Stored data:

────────

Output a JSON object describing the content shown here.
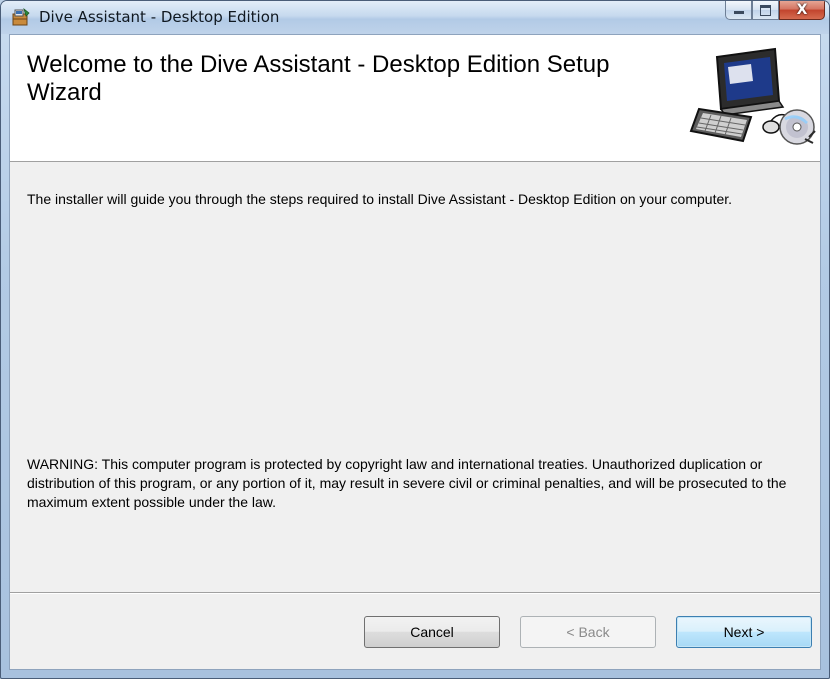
{
  "window": {
    "title": "Dive Assistant - Desktop Edition",
    "caption_buttons": [
      "minimize-icon",
      "maximize-icon",
      "close-icon"
    ],
    "close_glyph": "X"
  },
  "banner": {
    "title": "Welcome to the Dive Assistant - Desktop Edition Setup Wizard",
    "image": "computer-cd-clipart"
  },
  "body": {
    "intro": "The installer will guide you through the steps required to install Dive Assistant - Desktop Edition on your computer.",
    "warning": "WARNING: This computer program is protected by copyright law and international treaties. Unauthorized duplication or distribution of this program, or any portion of it, may result in severe civil or criminal penalties, and will be prosecuted to the maximum extent possible under the law."
  },
  "buttons": {
    "cancel": "Cancel",
    "back": "< Back",
    "next": "Next >"
  },
  "colors": {
    "title_bar": "#c6d9ee",
    "close_button": "#c2442d",
    "default_button_border": "#3c7fb1"
  }
}
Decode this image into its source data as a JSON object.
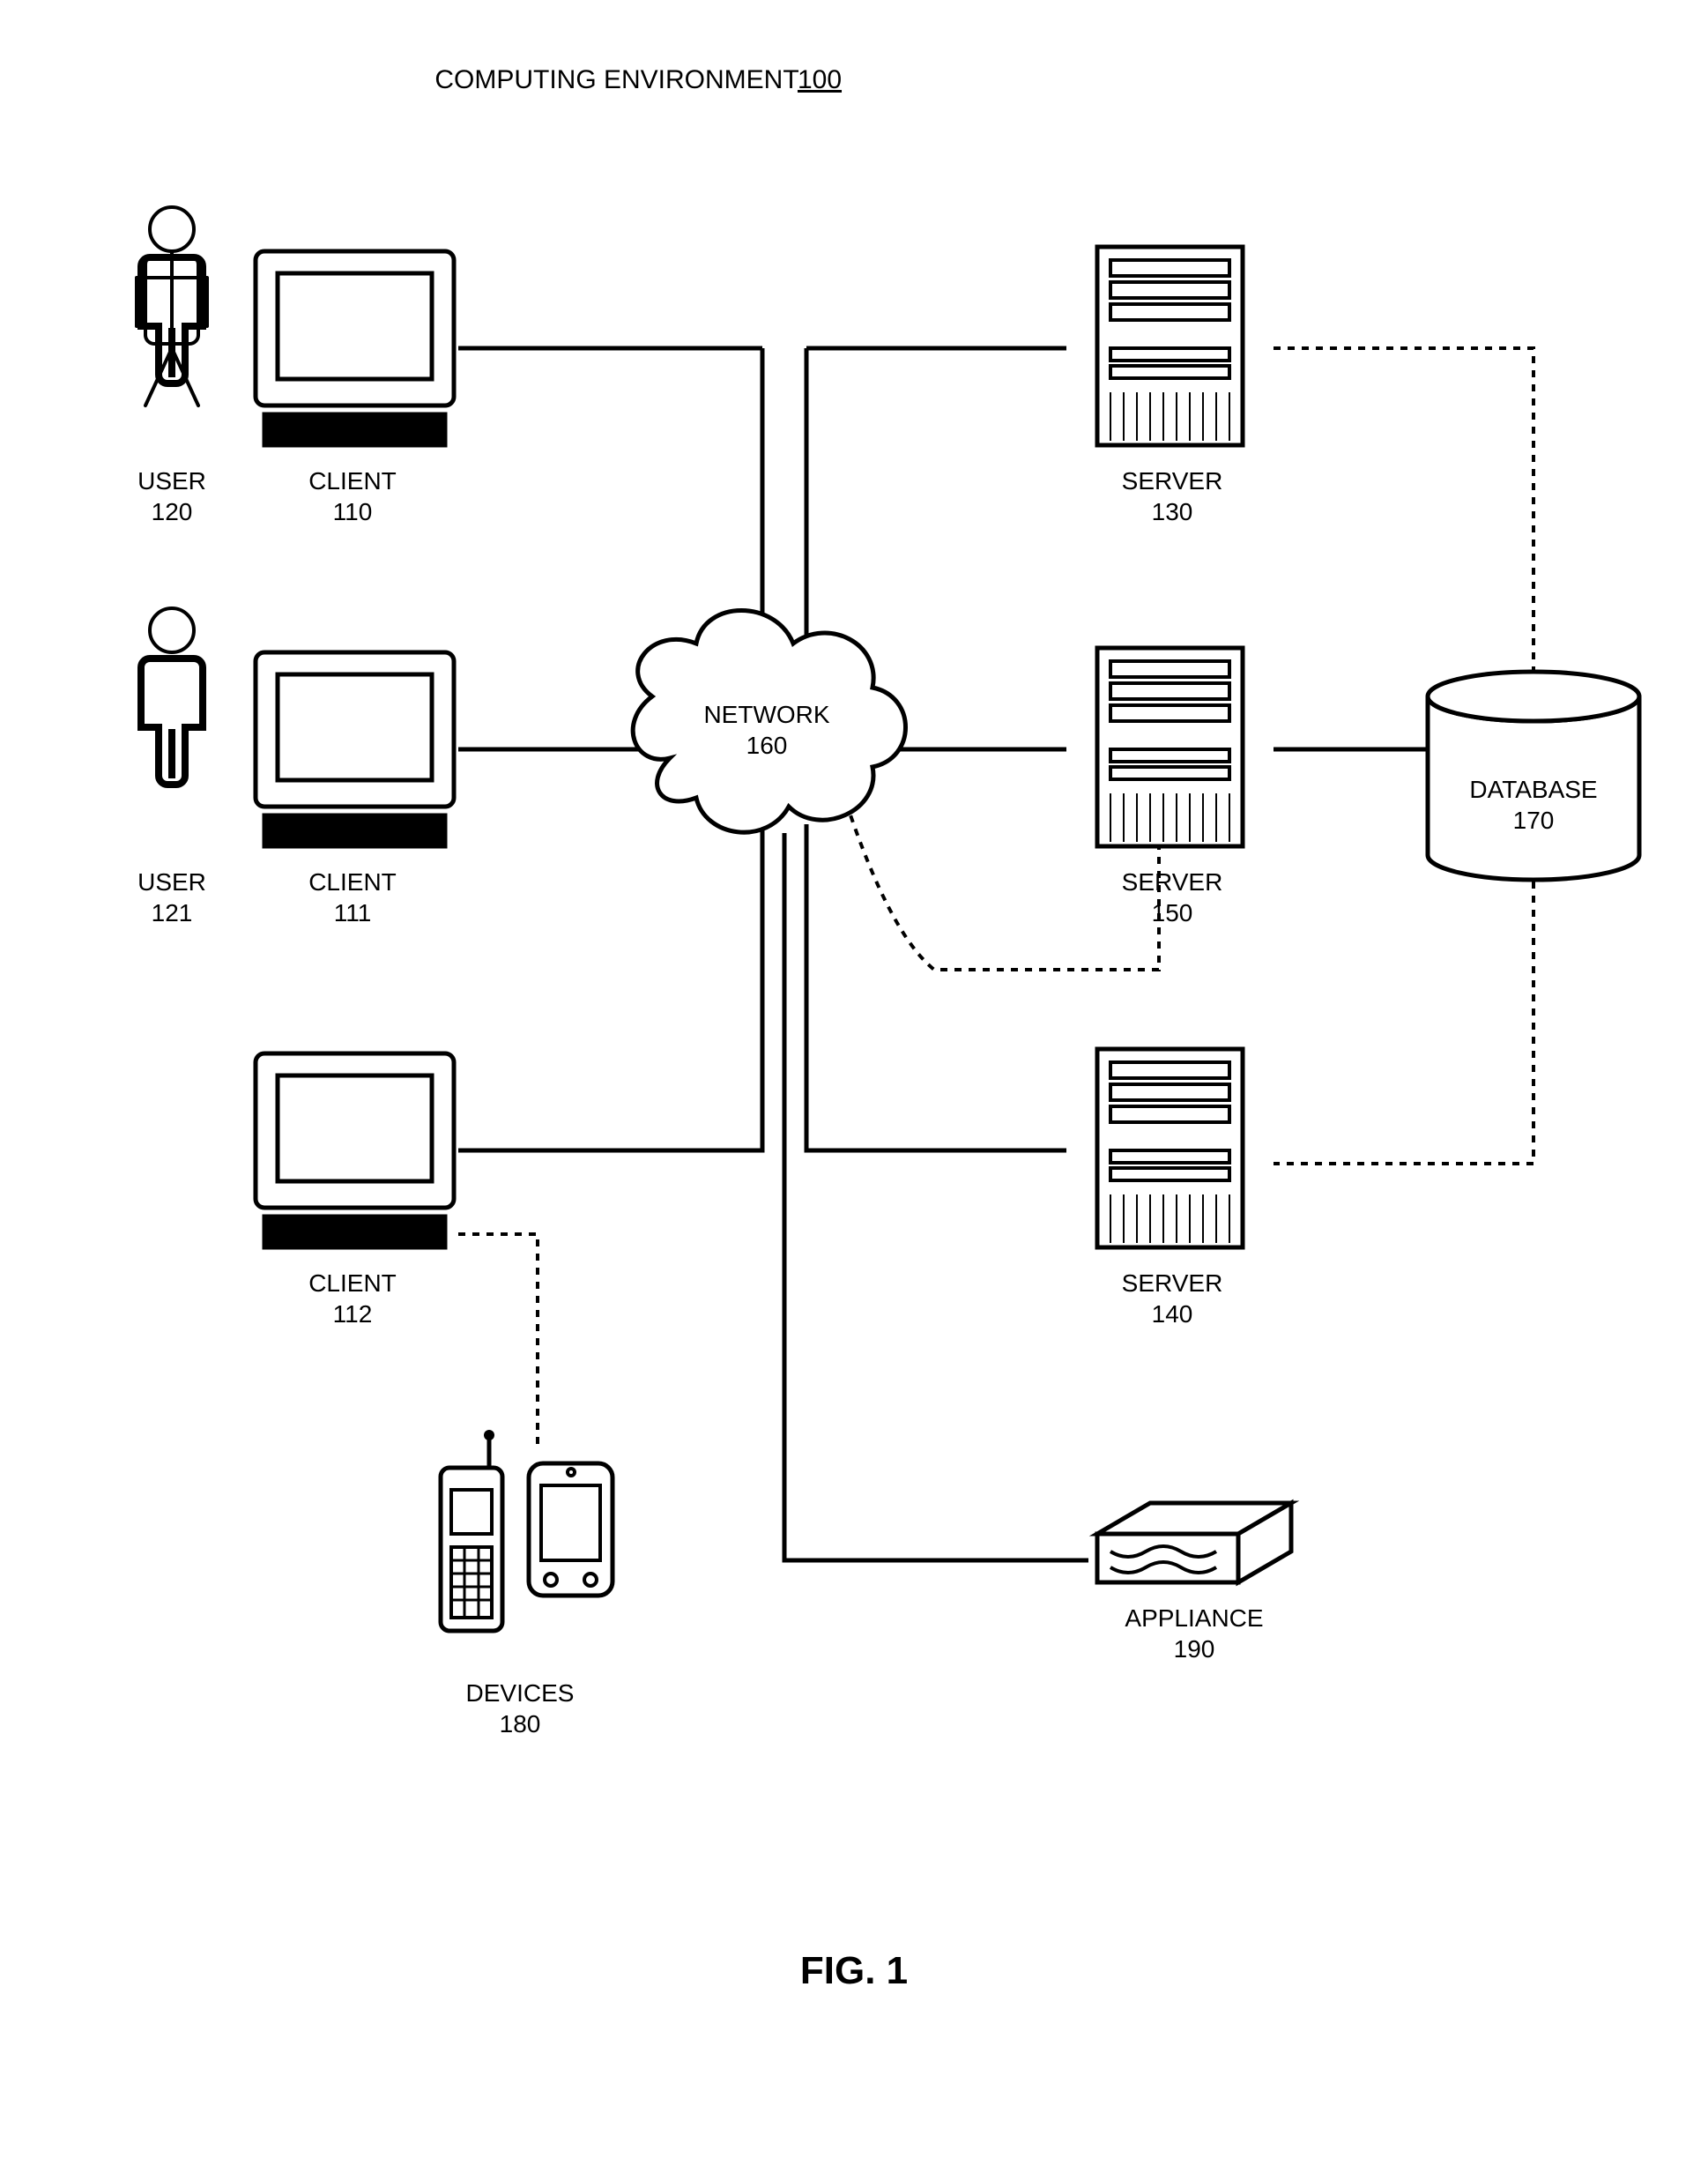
{
  "title_prefix": "COMPUTING ENVIRONMENT",
  "title_num": "100",
  "figure_label": "FIG. 1",
  "user120": {
    "label": "USER",
    "num": "120"
  },
  "user121": {
    "label": "USER",
    "num": "121"
  },
  "client110": {
    "label": "CLIENT",
    "num": "110"
  },
  "client111": {
    "label": "CLIENT",
    "num": "111"
  },
  "client112": {
    "label": "CLIENT",
    "num": "112"
  },
  "network": {
    "label": "NETWORK",
    "num": "160"
  },
  "server130": {
    "label": "SERVER",
    "num": "130"
  },
  "server150": {
    "label": "SERVER",
    "num": "150"
  },
  "server140": {
    "label": "SERVER",
    "num": "140"
  },
  "database": {
    "label": "DATABASE",
    "num": "170"
  },
  "appliance": {
    "label": "APPLIANCE",
    "num": "190"
  },
  "devices": {
    "label": "DEVICES",
    "num": "180"
  }
}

────────

In the records above, locate every line with the string "icon" and copy it.

      "minimize-icon",
      "maximize-icon",
      "close-icon"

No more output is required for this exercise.